# Start of Source material
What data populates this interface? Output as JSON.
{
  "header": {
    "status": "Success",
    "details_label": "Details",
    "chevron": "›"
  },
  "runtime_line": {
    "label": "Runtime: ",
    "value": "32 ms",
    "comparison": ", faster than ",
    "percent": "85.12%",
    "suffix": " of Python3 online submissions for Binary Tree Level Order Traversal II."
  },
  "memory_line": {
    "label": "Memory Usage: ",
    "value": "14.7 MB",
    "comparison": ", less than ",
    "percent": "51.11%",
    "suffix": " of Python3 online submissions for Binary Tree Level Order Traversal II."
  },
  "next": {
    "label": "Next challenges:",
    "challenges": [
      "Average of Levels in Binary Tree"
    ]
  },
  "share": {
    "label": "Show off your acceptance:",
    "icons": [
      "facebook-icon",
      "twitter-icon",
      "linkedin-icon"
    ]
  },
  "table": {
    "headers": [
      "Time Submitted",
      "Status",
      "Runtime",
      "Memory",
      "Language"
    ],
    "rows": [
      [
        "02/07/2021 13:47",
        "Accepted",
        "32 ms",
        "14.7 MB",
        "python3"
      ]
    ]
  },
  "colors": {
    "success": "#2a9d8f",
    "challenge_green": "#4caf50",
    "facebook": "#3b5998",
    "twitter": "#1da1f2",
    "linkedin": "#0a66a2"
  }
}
# End of Source material
# Start of Source material
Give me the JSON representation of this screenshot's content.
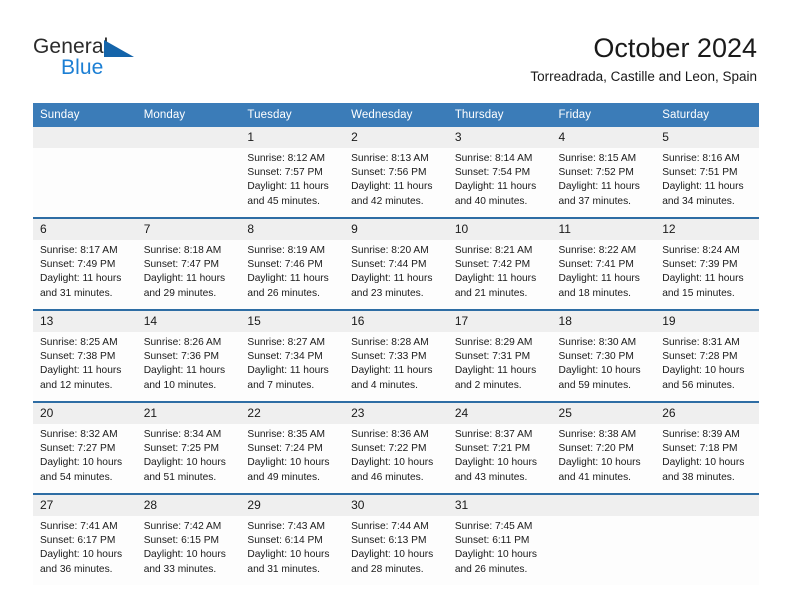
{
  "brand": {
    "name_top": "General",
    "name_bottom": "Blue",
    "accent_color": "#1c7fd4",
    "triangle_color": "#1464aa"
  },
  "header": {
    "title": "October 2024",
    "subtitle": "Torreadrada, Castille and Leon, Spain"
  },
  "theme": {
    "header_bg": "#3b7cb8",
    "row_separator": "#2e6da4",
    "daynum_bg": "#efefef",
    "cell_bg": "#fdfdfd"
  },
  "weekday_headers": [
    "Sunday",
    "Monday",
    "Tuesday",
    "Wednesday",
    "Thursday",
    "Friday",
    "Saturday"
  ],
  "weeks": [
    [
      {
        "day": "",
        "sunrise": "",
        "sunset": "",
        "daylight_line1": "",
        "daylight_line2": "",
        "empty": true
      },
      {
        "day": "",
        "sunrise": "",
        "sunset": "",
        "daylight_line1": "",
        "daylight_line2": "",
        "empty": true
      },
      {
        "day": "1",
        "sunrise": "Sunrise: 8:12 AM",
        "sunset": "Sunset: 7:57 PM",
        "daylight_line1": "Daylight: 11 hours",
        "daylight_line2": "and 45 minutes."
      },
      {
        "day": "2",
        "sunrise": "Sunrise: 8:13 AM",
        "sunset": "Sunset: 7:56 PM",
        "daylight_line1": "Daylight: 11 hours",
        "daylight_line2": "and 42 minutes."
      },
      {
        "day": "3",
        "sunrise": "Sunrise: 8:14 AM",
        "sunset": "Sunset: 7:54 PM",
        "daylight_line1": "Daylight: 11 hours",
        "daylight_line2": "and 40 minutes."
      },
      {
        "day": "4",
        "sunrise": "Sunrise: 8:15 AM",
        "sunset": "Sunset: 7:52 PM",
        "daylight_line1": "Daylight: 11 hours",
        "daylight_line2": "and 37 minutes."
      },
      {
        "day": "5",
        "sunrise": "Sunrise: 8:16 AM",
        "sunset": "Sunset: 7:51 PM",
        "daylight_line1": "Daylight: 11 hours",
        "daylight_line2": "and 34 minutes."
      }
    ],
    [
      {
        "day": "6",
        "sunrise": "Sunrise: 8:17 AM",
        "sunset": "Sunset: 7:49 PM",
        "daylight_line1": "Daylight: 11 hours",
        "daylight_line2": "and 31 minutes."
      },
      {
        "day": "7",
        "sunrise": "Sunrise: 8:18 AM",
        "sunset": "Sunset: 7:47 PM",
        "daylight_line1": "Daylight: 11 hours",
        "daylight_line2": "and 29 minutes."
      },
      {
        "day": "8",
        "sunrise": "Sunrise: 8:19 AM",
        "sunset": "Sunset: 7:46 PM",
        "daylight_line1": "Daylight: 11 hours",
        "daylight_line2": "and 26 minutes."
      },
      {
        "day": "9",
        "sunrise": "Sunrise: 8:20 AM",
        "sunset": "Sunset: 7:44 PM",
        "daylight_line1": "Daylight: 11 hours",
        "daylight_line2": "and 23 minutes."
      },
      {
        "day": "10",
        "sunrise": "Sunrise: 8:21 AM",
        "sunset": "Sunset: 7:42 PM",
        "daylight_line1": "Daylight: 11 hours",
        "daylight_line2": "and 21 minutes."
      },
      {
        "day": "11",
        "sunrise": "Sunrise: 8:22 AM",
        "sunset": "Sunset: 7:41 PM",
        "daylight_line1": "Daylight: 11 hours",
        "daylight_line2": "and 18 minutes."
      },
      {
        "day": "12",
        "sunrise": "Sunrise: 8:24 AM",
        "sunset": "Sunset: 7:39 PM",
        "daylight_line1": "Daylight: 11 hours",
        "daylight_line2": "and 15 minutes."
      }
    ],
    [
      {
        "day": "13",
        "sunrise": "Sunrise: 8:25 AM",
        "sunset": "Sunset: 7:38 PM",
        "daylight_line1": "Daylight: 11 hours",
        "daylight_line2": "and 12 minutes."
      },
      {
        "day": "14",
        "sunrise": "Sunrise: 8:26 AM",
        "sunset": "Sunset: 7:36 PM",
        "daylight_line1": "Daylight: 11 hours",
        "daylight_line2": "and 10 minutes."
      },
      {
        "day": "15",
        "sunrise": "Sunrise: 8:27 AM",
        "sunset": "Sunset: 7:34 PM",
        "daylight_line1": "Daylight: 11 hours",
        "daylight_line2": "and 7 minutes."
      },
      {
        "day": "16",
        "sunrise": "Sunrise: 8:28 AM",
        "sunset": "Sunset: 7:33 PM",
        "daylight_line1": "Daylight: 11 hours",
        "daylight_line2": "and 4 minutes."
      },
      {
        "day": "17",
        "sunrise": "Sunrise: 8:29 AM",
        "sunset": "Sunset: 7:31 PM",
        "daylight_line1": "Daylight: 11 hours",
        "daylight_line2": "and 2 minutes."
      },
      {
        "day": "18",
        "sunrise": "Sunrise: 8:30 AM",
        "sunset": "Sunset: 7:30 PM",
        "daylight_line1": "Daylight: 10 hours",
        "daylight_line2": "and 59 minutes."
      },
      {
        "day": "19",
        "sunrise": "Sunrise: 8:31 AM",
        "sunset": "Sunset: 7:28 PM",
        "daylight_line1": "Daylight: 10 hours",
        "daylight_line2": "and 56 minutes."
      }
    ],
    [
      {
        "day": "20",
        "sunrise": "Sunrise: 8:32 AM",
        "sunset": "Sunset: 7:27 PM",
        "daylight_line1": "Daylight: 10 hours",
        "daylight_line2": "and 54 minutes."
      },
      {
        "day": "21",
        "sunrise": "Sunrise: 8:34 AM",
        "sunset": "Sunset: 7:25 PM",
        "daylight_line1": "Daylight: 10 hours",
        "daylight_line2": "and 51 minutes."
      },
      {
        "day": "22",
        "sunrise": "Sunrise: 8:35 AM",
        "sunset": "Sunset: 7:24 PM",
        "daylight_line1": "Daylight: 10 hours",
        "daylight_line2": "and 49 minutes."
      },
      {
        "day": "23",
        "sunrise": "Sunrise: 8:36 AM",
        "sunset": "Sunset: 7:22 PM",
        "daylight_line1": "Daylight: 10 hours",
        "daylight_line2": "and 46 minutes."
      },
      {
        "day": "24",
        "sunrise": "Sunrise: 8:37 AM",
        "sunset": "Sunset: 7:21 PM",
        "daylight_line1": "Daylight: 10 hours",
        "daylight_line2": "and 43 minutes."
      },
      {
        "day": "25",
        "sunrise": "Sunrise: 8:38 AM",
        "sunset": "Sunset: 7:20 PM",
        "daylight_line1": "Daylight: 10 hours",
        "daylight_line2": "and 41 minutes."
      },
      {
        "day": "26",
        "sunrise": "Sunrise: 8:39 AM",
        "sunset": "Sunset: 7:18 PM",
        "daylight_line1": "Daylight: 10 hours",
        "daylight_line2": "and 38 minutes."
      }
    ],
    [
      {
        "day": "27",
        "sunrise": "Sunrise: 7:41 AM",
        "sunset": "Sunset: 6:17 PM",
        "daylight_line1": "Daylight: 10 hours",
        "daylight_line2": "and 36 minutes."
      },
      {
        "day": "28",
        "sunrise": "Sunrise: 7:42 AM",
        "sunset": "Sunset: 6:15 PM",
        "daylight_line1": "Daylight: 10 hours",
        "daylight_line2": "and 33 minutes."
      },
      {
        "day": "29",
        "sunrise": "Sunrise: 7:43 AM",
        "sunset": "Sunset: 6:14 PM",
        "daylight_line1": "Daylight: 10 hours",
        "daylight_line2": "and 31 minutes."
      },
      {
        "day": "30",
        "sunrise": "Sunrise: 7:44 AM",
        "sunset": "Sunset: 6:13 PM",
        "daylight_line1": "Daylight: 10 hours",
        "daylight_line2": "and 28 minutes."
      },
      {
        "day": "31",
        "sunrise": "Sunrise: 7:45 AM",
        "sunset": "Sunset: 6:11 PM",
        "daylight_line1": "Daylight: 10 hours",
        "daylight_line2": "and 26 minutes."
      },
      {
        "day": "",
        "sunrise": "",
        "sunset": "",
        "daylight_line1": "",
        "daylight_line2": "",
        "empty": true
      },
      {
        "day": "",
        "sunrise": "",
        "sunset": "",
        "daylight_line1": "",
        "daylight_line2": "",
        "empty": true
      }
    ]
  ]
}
# End of Source material
» Exercise directions:
Isolate the lines above that contain the word "JSON" and copy them.

» Exercise output:
What data populates this interface? Output as JSON.
Give me the JSON representation of this screenshot's content.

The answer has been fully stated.